Questions:
a. According to the TeamHealth article, what per-share price does the Blackstone buyout offer?
b. In the TeamHealth article, take the part that opens with the words containing "It took more" and closes with "the Blackstone Group.", and switch "giant" to "firm".

Source passage:
::::::::::

It took more than a year, but two merger decisions – one completed and one rebuffed – ultimately led to the sale of TeamHealth.
The Knoxville, Tenn.-based physician staffing giant Monday announced it will be taken private and bought for $6.1 billion by the Blackstone Group.
TeamHealth's board of directors has recommended that shareholders approve the buyout at $43.50 per share. A vote is being readied “as soon as practicable.”
TeamHealth is the nation's largest physician staffing company with about 19,000 employed physicians and annual revenue of more than $4 billion.
Leading up to the Blackstone announcement, TeamHealth management and its board spent more than a year trying to dig themselves out from under a pair of fateful merger decisions.

::::::::::

Data for review:

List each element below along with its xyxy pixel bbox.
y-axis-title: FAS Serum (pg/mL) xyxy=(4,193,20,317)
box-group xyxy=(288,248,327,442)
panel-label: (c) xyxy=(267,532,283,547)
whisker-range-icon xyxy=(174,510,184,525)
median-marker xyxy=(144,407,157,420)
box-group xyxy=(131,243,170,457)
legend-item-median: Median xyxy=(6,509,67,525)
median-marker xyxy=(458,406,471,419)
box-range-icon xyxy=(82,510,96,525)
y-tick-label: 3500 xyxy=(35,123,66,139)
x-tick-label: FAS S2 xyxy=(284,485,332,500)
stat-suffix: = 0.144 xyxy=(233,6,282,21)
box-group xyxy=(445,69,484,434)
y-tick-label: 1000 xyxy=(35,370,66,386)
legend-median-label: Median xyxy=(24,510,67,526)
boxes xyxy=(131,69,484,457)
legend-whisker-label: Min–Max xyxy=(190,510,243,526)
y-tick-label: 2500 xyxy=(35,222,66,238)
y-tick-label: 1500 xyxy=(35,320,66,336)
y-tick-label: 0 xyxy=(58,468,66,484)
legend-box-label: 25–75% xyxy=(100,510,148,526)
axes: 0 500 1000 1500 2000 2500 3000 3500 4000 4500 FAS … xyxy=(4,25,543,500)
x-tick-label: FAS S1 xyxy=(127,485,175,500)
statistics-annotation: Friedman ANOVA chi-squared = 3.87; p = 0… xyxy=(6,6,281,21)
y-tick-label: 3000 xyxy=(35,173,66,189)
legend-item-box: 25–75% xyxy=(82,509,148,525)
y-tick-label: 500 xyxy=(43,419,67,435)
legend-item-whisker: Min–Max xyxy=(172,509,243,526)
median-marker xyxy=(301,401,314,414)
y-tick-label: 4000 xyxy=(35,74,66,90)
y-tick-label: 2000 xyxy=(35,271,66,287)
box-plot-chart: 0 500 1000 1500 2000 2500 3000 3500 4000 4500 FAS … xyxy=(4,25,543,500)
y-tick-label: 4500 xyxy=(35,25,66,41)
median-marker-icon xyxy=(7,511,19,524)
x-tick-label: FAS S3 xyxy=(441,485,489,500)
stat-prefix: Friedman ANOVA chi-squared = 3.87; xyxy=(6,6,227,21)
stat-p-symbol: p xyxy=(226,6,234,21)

::::::::::

Completed exercise:
a. $43.50 per share

b.
It took more than a year, but two merger decisions – one completed and one rebuffed – ultimately led to the sale of TeamHealth.
The Knoxville, Tenn.-based physician staffing firm Monday announced it will be taken private and bought for $6.1 billion by the Blackstone Group.